## WORK TO DO
Your task is to print all of the material verbatim.

--- Begin ---

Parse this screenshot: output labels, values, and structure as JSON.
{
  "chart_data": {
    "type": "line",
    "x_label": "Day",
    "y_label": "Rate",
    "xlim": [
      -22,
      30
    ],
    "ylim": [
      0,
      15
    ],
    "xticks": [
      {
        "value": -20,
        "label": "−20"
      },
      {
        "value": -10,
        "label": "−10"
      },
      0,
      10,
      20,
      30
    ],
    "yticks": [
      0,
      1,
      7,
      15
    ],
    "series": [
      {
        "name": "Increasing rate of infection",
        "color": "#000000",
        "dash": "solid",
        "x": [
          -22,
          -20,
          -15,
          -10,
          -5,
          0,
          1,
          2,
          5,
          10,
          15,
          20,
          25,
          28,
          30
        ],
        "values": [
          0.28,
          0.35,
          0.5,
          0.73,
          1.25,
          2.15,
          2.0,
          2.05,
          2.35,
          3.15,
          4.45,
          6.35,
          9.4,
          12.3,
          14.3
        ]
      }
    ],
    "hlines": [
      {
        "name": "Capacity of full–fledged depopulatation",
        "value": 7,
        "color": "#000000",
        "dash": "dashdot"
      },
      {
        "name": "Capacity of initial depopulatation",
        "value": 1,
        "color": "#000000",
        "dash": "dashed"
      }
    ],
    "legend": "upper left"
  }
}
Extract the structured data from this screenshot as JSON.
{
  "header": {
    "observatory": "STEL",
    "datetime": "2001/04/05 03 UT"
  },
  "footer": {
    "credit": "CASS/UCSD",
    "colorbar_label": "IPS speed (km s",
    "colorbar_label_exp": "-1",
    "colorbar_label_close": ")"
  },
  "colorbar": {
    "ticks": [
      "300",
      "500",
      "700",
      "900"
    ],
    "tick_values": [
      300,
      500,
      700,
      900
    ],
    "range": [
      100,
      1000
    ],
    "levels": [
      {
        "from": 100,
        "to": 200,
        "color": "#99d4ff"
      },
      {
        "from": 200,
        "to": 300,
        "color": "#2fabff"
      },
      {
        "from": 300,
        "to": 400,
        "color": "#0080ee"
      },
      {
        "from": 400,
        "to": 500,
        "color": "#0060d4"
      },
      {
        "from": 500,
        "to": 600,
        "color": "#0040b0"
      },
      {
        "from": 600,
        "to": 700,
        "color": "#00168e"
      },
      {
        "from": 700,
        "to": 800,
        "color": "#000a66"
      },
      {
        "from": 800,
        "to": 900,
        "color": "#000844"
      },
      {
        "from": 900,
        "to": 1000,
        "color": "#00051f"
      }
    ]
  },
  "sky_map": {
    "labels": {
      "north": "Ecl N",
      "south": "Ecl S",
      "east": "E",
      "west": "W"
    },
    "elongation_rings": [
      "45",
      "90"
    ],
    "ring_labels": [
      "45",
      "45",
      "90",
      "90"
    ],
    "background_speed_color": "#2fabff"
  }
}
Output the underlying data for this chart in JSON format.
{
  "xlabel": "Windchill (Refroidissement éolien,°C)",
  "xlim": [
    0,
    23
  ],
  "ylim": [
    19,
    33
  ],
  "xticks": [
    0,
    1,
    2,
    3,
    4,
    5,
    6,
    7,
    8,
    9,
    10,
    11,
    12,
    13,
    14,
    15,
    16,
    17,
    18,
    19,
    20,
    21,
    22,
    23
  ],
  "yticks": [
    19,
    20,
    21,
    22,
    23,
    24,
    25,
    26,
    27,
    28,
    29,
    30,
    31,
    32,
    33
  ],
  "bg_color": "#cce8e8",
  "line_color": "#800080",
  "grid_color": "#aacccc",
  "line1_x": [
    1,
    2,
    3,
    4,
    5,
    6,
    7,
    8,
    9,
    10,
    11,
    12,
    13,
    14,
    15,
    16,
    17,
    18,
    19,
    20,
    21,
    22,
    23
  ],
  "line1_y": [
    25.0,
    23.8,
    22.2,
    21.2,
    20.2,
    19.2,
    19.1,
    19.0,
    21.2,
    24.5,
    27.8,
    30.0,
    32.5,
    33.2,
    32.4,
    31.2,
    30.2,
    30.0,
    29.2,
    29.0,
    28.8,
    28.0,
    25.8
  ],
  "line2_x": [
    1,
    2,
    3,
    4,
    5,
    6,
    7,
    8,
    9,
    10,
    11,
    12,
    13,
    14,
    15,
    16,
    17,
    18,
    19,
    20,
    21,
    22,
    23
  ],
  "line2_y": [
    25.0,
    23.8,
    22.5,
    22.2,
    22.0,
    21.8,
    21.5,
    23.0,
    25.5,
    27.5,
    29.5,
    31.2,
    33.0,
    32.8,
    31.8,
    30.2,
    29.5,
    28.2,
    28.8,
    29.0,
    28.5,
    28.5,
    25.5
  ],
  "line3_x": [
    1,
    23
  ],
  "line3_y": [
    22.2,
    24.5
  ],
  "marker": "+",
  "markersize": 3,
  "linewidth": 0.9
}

--- End ---

## ANSWER FOR THIS EXERCISE
Parse this screenshot: output labels, values, and structure as JSON.
{
  "chart_data": {
    "type": "line",
    "x_label": "Day",
    "y_label": "Rate",
    "xlim": [
      -22,
      30
    ],
    "ylim": [
      0,
      15
    ],
    "xticks": [
      {
        "value": -20,
        "label": "−20"
      },
      {
        "value": -10,
        "label": "−10"
      },
      0,
      10,
      20,
      30
    ],
    "yticks": [
      0,
      1,
      7,
      15
    ],
    "series": [
      {
        "name": "Increasing rate of infection",
        "color": "#000000",
        "dash": "solid",
        "x": [
          -22,
          -20,
          -15,
          -10,
          -5,
          0,
          1,
          2,
          5,
          10,
          15,
          20,
          25,
          28,
          30
        ],
        "values": [
          0.28,
          0.35,
          0.5,
          0.73,
          1.25,
          2.15,
          2.0,
          2.05,
          2.35,
          3.15,
          4.45,
          6.35,
          9.4,
          12.3,
          14.3
        ]
      }
    ],
    "hlines": [
      {
        "name": "Capacity of full–fledged depopulatation",
        "value": 7,
        "color": "#000000",
        "dash": "dashdot"
      },
      {
        "name": "Capacity of initial depopulatation",
        "value": 1,
        "color": "#000000",
        "dash": "dashed"
      }
    ],
    "legend": "upper left"
  }
}
Extract the structured data from this screenshot as JSON.
{
  "header": {
    "observatory": "STEL",
    "datetime": "2001/04/05 03 UT"
  },
  "footer": {
    "credit": "CASS/UCSD",
    "colorbar_label": "IPS speed (km s",
    "colorbar_label_exp": "-1",
    "colorbar_label_close": ")"
  },
  "colorbar": {
    "ticks": [
      "300",
      "500",
      "700",
      "900"
    ],
    "tick_values": [
      300,
      500,
      700,
      900
    ],
    "range": [
      100,
      1000
    ],
    "levels": [
      {
        "from": 100,
        "to": 200,
        "color": "#99d4ff"
      },
      {
        "from": 200,
        "to": 300,
        "color": "#2fabff"
      },
      {
        "from": 300,
        "to": 400,
        "color": "#0080ee"
      },
      {
        "from": 400,
        "to": 500,
        "color": "#0060d4"
      },
      {
        "from": 500,
        "to": 600,
        "color": "#0040b0"
      },
      {
        "from": 600,
        "to": 700,
        "color": "#00168e"
      },
      {
        "from": 700,
        "to": 800,
        "color": "#000a66"
      },
      {
        "from": 800,
        "to": 900,
        "color": "#000844"
      },
      {
        "from": 900,
        "to": 1000,
        "color": "#00051f"
      }
    ]
  },
  "sky_map": {
    "labels": {
      "north": "Ecl N",
      "south": "Ecl S",
      "east": "E",
      "west": "W"
    },
    "elongation_rings": [
      "45",
      "90"
    ],
    "ring_labels": [
      "45",
      "45",
      "90",
      "90"
    ],
    "background_speed_color": "#2fabff"
  }
}
Output the underlying data for this chart in JSON format.
{
  "xlabel": "Windchill (Refroidissement éolien,°C)",
  "xlim": [
    0,
    23
  ],
  "ylim": [
    19,
    33
  ],
  "xticks": [
    0,
    1,
    2,
    3,
    4,
    5,
    6,
    7,
    8,
    9,
    10,
    11,
    12,
    13,
    14,
    15,
    16,
    17,
    18,
    19,
    20,
    21,
    22,
    23
  ],
  "yticks": [
    19,
    20,
    21,
    22,
    23,
    24,
    25,
    26,
    27,
    28,
    29,
    30,
    31,
    32,
    33
  ],
  "bg_color": "#cce8e8",
  "line_color": "#800080",
  "grid_color": "#aacccc",
  "line1_x": [
    1,
    2,
    3,
    4,
    5,
    6,
    7,
    8,
    9,
    10,
    11,
    12,
    13,
    14,
    15,
    16,
    17,
    18,
    19,
    20,
    21,
    22,
    23
  ],
  "line1_y": [
    25.0,
    23.8,
    22.2,
    21.2,
    20.2,
    19.2,
    19.1,
    19.0,
    21.2,
    24.5,
    27.8,
    30.0,
    32.5,
    33.2,
    32.4,
    31.2,
    30.2,
    30.0,
    29.2,
    29.0,
    28.8,
    28.0,
    25.8
  ],
  "line2_x": [
    1,
    2,
    3,
    4,
    5,
    6,
    7,
    8,
    9,
    10,
    11,
    12,
    13,
    14,
    15,
    16,
    17,
    18,
    19,
    20,
    21,
    22,
    23
  ],
  "line2_y": [
    25.0,
    23.8,
    22.5,
    22.2,
    22.0,
    21.8,
    21.5,
    23.0,
    25.5,
    27.5,
    29.5,
    31.2,
    33.0,
    32.8,
    31.8,
    30.2,
    29.5,
    28.2,
    28.8,
    29.0,
    28.5,
    28.5,
    25.5
  ],
  "line3_x": [
    1,
    23
  ],
  "line3_y": [
    22.2,
    24.5
  ],
  "marker": "+",
  "markersize": 3,
  "linewidth": 0.9
}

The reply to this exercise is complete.